[start]

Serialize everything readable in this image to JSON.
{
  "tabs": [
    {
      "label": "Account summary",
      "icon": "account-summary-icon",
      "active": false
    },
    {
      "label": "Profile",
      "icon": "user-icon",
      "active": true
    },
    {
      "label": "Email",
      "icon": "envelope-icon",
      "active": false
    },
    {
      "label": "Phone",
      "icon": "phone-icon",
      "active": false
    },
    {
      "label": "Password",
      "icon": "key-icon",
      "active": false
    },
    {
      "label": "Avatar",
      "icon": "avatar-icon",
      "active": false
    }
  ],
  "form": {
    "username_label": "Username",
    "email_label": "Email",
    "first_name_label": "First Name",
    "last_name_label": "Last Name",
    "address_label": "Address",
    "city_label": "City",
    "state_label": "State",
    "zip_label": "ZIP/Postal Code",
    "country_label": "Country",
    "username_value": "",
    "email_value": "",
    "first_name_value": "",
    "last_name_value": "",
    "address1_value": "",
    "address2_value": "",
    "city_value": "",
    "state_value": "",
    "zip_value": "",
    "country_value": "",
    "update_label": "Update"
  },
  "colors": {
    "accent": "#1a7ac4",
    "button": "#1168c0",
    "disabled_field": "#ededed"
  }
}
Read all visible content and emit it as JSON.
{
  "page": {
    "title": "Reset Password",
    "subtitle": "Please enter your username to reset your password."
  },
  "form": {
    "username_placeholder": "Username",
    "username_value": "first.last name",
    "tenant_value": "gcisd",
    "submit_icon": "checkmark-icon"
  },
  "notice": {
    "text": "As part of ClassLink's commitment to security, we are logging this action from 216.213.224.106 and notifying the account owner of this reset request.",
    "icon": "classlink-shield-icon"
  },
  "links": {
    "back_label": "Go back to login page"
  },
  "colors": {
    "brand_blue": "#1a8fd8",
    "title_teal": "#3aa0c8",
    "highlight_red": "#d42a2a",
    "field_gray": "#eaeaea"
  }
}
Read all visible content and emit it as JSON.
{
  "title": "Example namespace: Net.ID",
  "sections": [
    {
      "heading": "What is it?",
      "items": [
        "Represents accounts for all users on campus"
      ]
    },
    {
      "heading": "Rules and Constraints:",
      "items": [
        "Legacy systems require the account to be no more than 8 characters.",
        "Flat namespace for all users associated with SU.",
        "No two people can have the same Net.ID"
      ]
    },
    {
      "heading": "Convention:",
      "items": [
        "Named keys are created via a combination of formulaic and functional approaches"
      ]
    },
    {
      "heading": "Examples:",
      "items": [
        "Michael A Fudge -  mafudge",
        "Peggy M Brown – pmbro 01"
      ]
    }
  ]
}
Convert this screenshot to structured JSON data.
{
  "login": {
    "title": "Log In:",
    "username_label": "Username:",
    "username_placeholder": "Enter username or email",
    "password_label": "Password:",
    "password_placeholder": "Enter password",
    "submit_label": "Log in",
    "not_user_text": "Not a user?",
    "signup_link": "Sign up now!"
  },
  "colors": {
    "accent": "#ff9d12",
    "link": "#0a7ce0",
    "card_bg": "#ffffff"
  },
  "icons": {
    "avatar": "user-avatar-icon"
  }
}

[end]

- GIVEN PROBLEM
Using the listing above, pull out all lines that hold the word "this".

- THE COMPLETED TASK
Serialize everything readable in this image to JSON.
    "text": "As part of ClassLink's commitment to security, we are logging this action from 216.213.224.106 and notifying the account owner of this reset request.",
Convert this screenshot to structured JSON data.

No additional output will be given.